### GOAL:
Set all the material down again unchanged, without the pictures.

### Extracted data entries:

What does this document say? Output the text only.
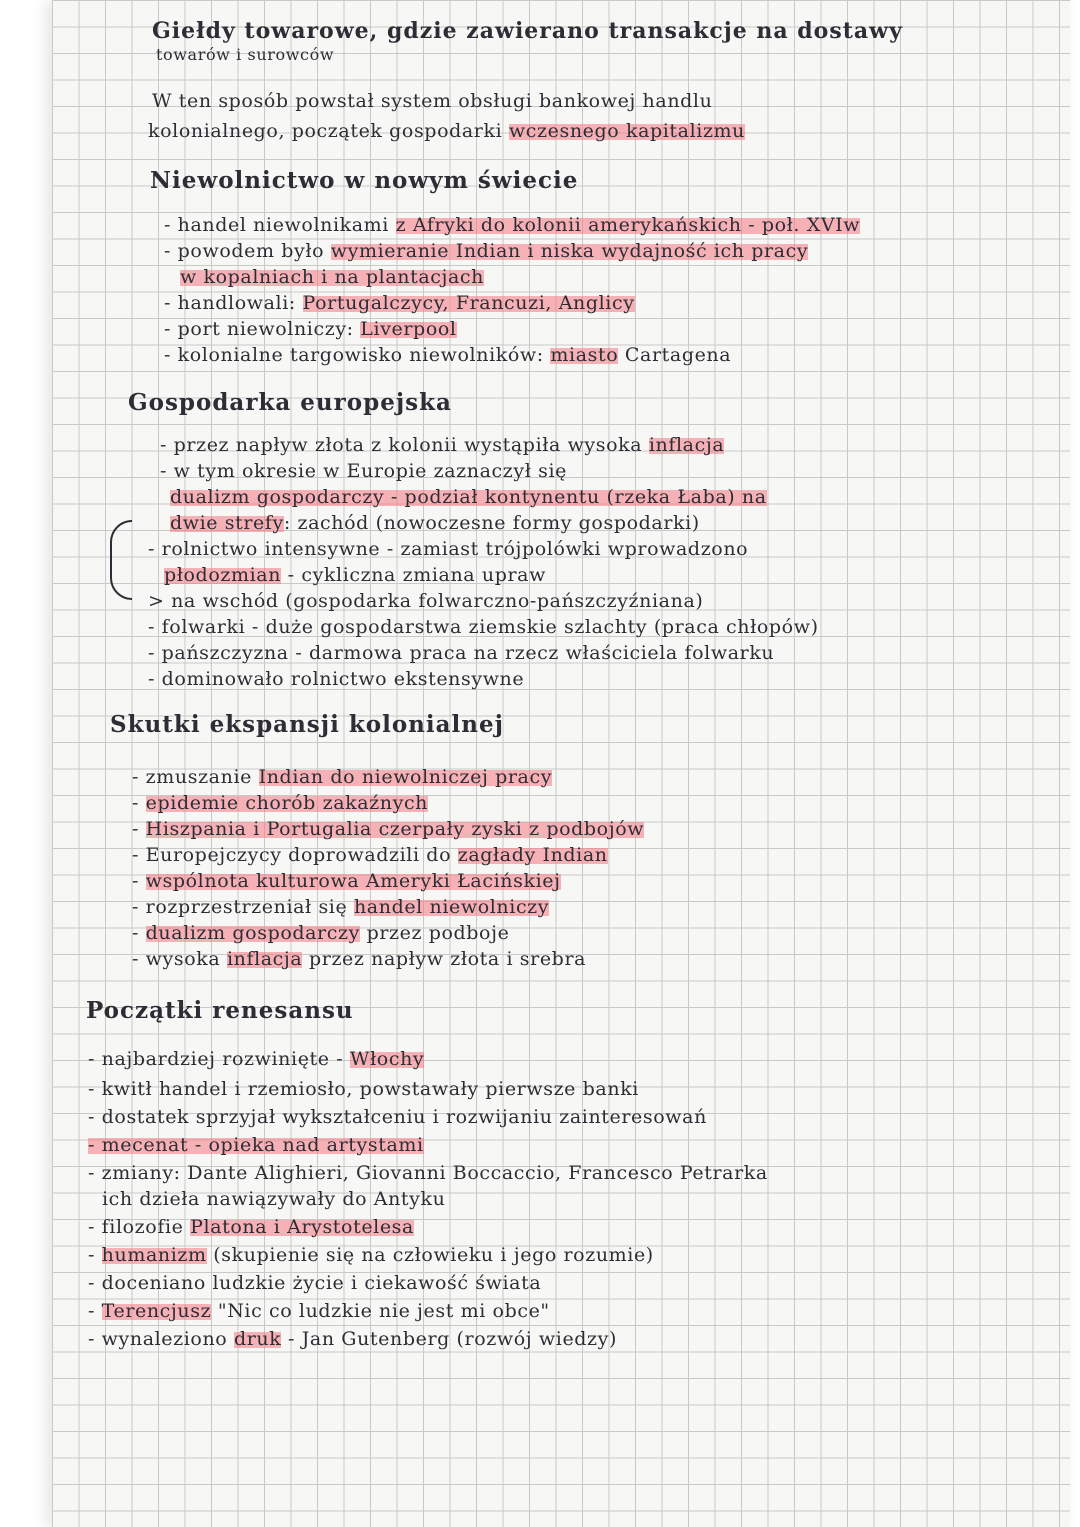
Giełdy towarowe, gdzie zawierano transakcje na dostawy
towarów i surowców
W ten sposób powstał system obsługi bankowej handlu
kolonialnego, początek gospodarki wczesnego kapitalizmu
Niewolnictwo w nowym świecie
- handel niewolnikami z Afryki do kolonii amerykańskich - poł. XVIw
- powodem było wymieranie Indian i niska wydajność ich pracy
w kopalniach i na plantacjach
- handlowali: Portugalczycy, Francuzi, Anglicy
- port niewolniczy: Liverpool
- kolonialne targowisko niewolników: miasto Cartagena
Gospodarka europejska
- przez napływ złota z kolonii wystąpiła wysoka inflacja
- w tym okresie w Europie zaznaczył się
dualizm gospodarczy - podział kontynentu (rzeka Łaba) na
dwie strefy: zachód (nowoczesne formy gospodarki)
- rolnictwo intensywne - zamiast trójpolówki wprowadzono
płodozmian - cykliczna zmiana upraw
> na wschód (gospodarka folwarczno-pańszczyźniana)
- folwarki - duże gospodarstwa ziemskie szlachty (praca chłopów)
- pańszczyzna - darmowa praca na rzecz właściciela folwarku
- dominowało rolnictwo ekstensywne
Skutki ekspansji kolonialnej
- zmuszanie Indian do niewolniczej pracy
- epidemie chorób zakaźnych
- Hiszpania i Portugalia czerpały zyski z podbojów
- Europejczycy doprowadzili do zagłady Indian
- wspólnota kulturowa Ameryki Łacińskiej
- rozprzestrzeniał się handel niewolniczy
- dualizm gospodarczy przez podboje
- wysoka inflacja przez napływ złota i srebra
Początki renesansu
- najbardziej rozwinięte - Włochy
- kwitł handel i rzemiosło, powstawały pierwsze banki
- dostatek sprzyjał wykształceniu i rozwijaniu zainteresowań
- mecenat - opieka nad artystami
- zmiany: Dante Alighieri, Giovanni Boccaccio, Francesco Petrarka
ich dzieła nawiązywały do Antyku
- filozofie Platona i Arystotelesa
- humanizm (skupienie się na człowieku i jego rozumie)
- doceniano ludzkie życie i ciekawość świata
- Terencjusz "Nic co ludzkie nie jest mi obce"
- wynaleziono druk - Jan Gutenberg (rozwój wiedzy)
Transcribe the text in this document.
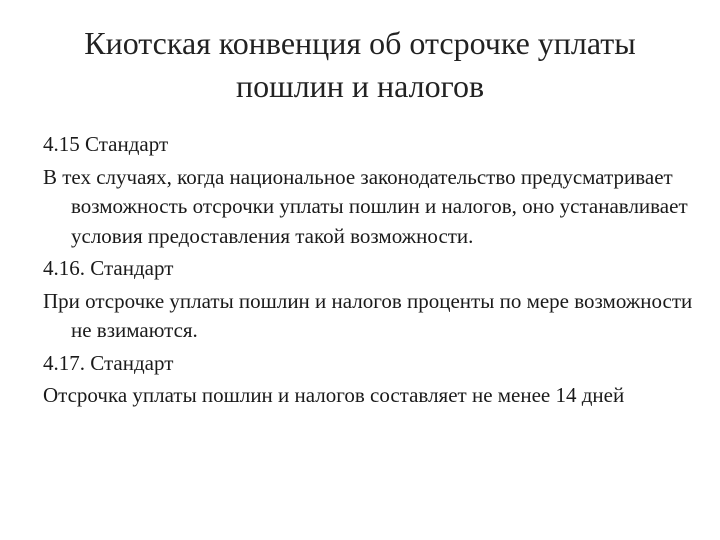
Киотская конвенция об отсрочке уплаты
пошлин и налогов

4.15 Стандарт

В тех случаях, когда национальное законодательство предусматривает возможность отсрочки уплаты пошлин и налогов, оно устанавливает условия предоставления такой возможности.

4.16. Стандарт

При отсрочке уплаты пошлин и налогов проценты по мере возможности не взимаются.

4.17. Стандарт

Отсрочка уплаты пошлин и налогов составляет не менее 14 дней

### THE OUTPUT:
What does this document say? Output the text only.
Giełdy towarowe, gdzie zawierano transakcje na dostawy
towarów i surowców
W ten sposób powstał system obsługi bankowej handlu
kolonialnego, początek gospodarki wczesnego kapitalizmu
Niewolnictwo w nowym świecie
- handel niewolnikami z Afryki do kolonii amerykańskich - poł. XVIw
- powodem było wymieranie Indian i niska wydajność ich pracy
w kopalniach i na plantacjach
- handlowali: Portugalczycy, Francuzi, Anglicy
- port niewolniczy: Liverpool
- kolonialne targowisko niewolników: miasto Cartagena
Gospodarka europejska
- przez napływ złota z kolonii wystąpiła wysoka inflacja
- w tym okresie w Europie zaznaczył się
dualizm gospodarczy - podział kontynentu (rzeka Łaba) na
dwie strefy: zachód (nowoczesne formy gospodarki)
- rolnictwo intensywne - zamiast trójpolówki wprowadzono
płodozmian - cykliczna zmiana upraw
> na wschód (gospodarka folwarczno-pańszczyźniana)
- folwarki - duże gospodarstwa ziemskie szlachty (praca chłopów)
- pańszczyzna - darmowa praca na rzecz właściciela folwarku
- dominowało rolnictwo ekstensywne
Skutki ekspansji kolonialnej
- zmuszanie Indian do niewolniczej pracy
- epidemie chorób zakaźnych
- Hiszpania i Portugalia czerpały zyski z podbojów
- Europejczycy doprowadzili do zagłady Indian
- wspólnota kulturowa Ameryki Łacińskiej
- rozprzestrzeniał się handel niewolniczy
- dualizm gospodarczy przez podboje
- wysoka inflacja przez napływ złota i srebra
Początki renesansu
- najbardziej rozwinięte - Włochy
- kwitł handel i rzemiosło, powstawały pierwsze banki
- dostatek sprzyjał wykształceniu i rozwijaniu zainteresowań
- mecenat - opieka nad artystami
- zmiany: Dante Alighieri, Giovanni Boccaccio, Francesco Petrarka
ich dzieła nawiązywały do Antyku
- filozofie Platona i Arystotelesa
- humanizm (skupienie się na człowieku i jego rozumie)
- doceniano ludzkie życie i ciekawość świata
- Terencjusz "Nic co ludzkie nie jest mi obce"
- wynaleziono druk - Jan Gutenberg (rozwój wiedzy)
Transcribe the text in this document.
Киотская конвенция об отсрочке уплаты
пошлин и налогов

4.15 Стандарт

В тех случаях, когда национальное законодательство предусматривает возможность отсрочки уплаты пошлин и налогов, оно устанавливает условия предоставления такой возможности.

4.16. Стандарт

При отсрочке уплаты пошлин и налогов проценты по мере возможности не взимаются.

4.17. Стандарт

Отсрочка уплаты пошлин и налогов составляет не менее 14 дней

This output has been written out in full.